Written exercise ->
Your task is to extract every line from the material below exactly.

※ ※ ※

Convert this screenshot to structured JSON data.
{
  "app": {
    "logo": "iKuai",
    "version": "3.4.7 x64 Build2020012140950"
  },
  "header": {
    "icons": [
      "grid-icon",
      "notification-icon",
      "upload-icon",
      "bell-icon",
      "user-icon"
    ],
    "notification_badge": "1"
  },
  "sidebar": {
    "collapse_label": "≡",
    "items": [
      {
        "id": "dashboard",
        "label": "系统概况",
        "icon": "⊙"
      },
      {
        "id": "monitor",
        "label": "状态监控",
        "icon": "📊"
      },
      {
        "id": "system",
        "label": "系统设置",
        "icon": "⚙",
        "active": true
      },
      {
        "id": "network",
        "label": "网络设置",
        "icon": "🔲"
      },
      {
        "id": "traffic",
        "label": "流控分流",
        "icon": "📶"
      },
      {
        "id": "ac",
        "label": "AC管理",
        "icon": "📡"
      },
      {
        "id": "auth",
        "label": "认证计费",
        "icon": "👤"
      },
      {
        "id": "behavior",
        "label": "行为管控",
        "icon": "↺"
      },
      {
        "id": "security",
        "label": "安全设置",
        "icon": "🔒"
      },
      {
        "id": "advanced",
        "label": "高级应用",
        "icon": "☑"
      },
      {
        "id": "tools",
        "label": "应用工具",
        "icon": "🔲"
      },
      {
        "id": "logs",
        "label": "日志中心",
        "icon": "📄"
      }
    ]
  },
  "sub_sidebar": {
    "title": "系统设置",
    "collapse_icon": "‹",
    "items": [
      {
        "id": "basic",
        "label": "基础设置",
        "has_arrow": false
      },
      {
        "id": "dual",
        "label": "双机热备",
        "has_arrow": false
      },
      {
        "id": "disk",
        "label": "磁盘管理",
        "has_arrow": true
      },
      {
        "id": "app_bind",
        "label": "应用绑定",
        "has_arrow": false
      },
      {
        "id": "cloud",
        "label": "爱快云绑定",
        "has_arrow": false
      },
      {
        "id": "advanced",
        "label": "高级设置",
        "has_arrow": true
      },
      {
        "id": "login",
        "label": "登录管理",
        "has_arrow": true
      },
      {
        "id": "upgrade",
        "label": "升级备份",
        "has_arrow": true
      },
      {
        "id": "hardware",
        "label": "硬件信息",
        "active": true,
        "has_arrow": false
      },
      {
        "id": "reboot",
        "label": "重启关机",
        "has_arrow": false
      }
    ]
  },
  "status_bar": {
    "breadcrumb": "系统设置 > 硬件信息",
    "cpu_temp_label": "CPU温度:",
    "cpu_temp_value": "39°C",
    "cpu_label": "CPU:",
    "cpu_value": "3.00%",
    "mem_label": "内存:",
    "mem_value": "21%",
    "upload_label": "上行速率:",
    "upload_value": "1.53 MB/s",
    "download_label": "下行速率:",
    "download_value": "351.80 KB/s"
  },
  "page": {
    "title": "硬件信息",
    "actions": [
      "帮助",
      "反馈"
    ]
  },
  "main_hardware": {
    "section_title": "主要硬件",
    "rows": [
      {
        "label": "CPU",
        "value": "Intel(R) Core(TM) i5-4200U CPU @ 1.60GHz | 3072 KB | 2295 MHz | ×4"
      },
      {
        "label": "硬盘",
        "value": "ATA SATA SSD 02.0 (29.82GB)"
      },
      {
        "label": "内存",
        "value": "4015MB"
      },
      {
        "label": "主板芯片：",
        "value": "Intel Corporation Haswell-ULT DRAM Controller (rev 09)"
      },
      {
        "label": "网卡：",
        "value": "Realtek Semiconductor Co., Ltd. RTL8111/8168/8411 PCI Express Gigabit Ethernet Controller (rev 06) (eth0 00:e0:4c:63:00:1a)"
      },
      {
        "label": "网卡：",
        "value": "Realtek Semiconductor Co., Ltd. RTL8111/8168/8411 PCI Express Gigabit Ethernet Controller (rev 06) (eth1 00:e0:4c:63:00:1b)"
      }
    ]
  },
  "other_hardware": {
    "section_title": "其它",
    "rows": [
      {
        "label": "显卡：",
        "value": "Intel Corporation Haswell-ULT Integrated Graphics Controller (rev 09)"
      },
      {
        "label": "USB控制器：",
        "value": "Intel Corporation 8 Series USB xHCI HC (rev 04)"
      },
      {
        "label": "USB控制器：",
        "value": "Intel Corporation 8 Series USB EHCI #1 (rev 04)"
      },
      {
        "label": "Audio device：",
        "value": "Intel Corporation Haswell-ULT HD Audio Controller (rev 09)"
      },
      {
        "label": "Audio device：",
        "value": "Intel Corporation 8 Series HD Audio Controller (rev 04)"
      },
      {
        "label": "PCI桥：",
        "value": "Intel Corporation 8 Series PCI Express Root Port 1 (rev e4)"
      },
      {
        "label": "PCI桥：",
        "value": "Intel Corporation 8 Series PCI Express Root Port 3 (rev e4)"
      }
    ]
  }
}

※ ※ ※

The completed task ->
Convert this screenshot to structured JSON data.
{
  "app": {
    "logo": "iKuai",
    "version": "3.4.7 x64 Build2020012140950"
  },
  "header": {
    "icons": [
      "grid-icon",
      "notification-icon",
      "upload-icon",
      "bell-icon",
      "user-icon"
    ],
    "notification_badge": "1"
  },
  "sidebar": {
    "collapse_label": "≡",
    "items": [
      {
        "id": "dashboard",
        "label": "系统概况",
        "icon": "⊙"
      },
      {
        "id": "monitor",
        "label": "状态监控",
        "icon": "📊"
      },
      {
        "id": "system",
        "label": "系统设置",
        "icon": "⚙",
        "active": true
      },
      {
        "id": "network",
        "label": "网络设置",
        "icon": "🔲"
      },
      {
        "id": "traffic",
        "label": "流控分流",
        "icon": "📶"
      },
      {
        "id": "ac",
        "label": "AC管理",
        "icon": "📡"
      },
      {
        "id": "auth",
        "label": "认证计费",
        "icon": "👤"
      },
      {
        "id": "behavior",
        "label": "行为管控",
        "icon": "↺"
      },
      {
        "id": "security",
        "label": "安全设置",
        "icon": "🔒"
      },
      {
        "id": "advanced",
        "label": "高级应用",
        "icon": "☑"
      },
      {
        "id": "tools",
        "label": "应用工具",
        "icon": "🔲"
      },
      {
        "id": "logs",
        "label": "日志中心",
        "icon": "📄"
      }
    ]
  },
  "sub_sidebar": {
    "title": "系统设置",
    "collapse_icon": "‹",
    "items": [
      {
        "id": "basic",
        "label": "基础设置",
        "has_arrow": false
      },
      {
        "id": "dual",
        "label": "双机热备",
        "has_arrow": false
      },
      {
        "id": "disk",
        "label": "磁盘管理",
        "has_arrow": true
      },
      {
        "id": "app_bind",
        "label": "应用绑定",
        "has_arrow": false
      },
      {
        "id": "cloud",
        "label": "爱快云绑定",
        "has_arrow": false
      },
      {
        "id": "advanced",
        "label": "高级设置",
        "has_arrow": true
      },
      {
        "id": "login",
        "label": "登录管理",
        "has_arrow": true
      },
      {
        "id": "upgrade",
        "label": "升级备份",
        "has_arrow": true
      },
      {
        "id": "hardware",
        "label": "硬件信息",
        "active": true,
        "has_arrow": false
      },
      {
        "id": "reboot",
        "label": "重启关机",
        "has_arrow": false
      }
    ]
  },
  "status_bar": {
    "breadcrumb": "系统设置 > 硬件信息",
    "cpu_temp_label": "CPU温度:",
    "cpu_temp_value": "39°C",
    "cpu_label": "CPU:",
    "cpu_value": "3.00%",
    "mem_label": "内存:",
    "mem_value": "21%",
    "upload_label": "上行速率:",
    "upload_value": "1.53 MB/s",
    "download_label": "下行速率:",
    "download_value": "351.80 KB/s"
  },
  "page": {
    "title": "硬件信息",
    "actions": [
      "帮助",
      "反馈"
    ]
  },
  "main_hardware": {
    "section_title": "主要硬件",
    "rows": [
      {
        "label": "CPU",
        "value": "Intel(R) Core(TM) i5-4200U CPU @ 1.60GHz | 3072 KB | 2295 MHz | ×4"
      },
      {
        "label": "硬盘",
        "value": "ATA SATA SSD 02.0 (29.82GB)"
      },
      {
        "label": "内存",
        "value": "4015MB"
      },
      {
        "label": "主板芯片：",
        "value": "Intel Corporation Haswell-ULT DRAM Controller (rev 09)"
      },
      {
        "label": "网卡：",
        "value": "Realtek Semiconductor Co., Ltd. RTL8111/8168/8411 PCI Express Gigabit Ethernet Controller (rev 06) (eth0 00:e0:4c:63:00:1a)"
      },
      {
        "label": "网卡：",
        "value": "Realtek Semiconductor Co., Ltd. RTL8111/8168/8411 PCI Express Gigabit Ethernet Controller (rev 06) (eth1 00:e0:4c:63:00:1b)"
      }
    ]
  },
  "other_hardware": {
    "section_title": "其它",
    "rows": [
      {
        "label": "显卡：",
        "value": "Intel Corporation Haswell-ULT Integrated Graphics Controller (rev 09)"
      },
      {
        "label": "USB控制器：",
        "value": "Intel Corporation 8 Series USB xHCI HC (rev 04)"
      },
      {
        "label": "USB控制器：",
        "value": "Intel Corporation 8 Series USB EHCI #1 (rev 04)"
      },
      {
        "label": "Audio device：",
        "value": "Intel Corporation Haswell-ULT HD Audio Controller (rev 09)"
      },
      {
        "label": "Audio device：",
        "value": "Intel Corporation 8 Series HD Audio Controller (rev 04)"
      },
      {
        "label": "PCI桥：",
        "value": "Intel Corporation 8 Series PCI Express Root Port 1 (rev e4)"
      },
      {
        "label": "PCI桥：",
        "value": "Intel Corporation 8 Series PCI Express Root Port 3 (rev e4)"
      }
    ]
  }
}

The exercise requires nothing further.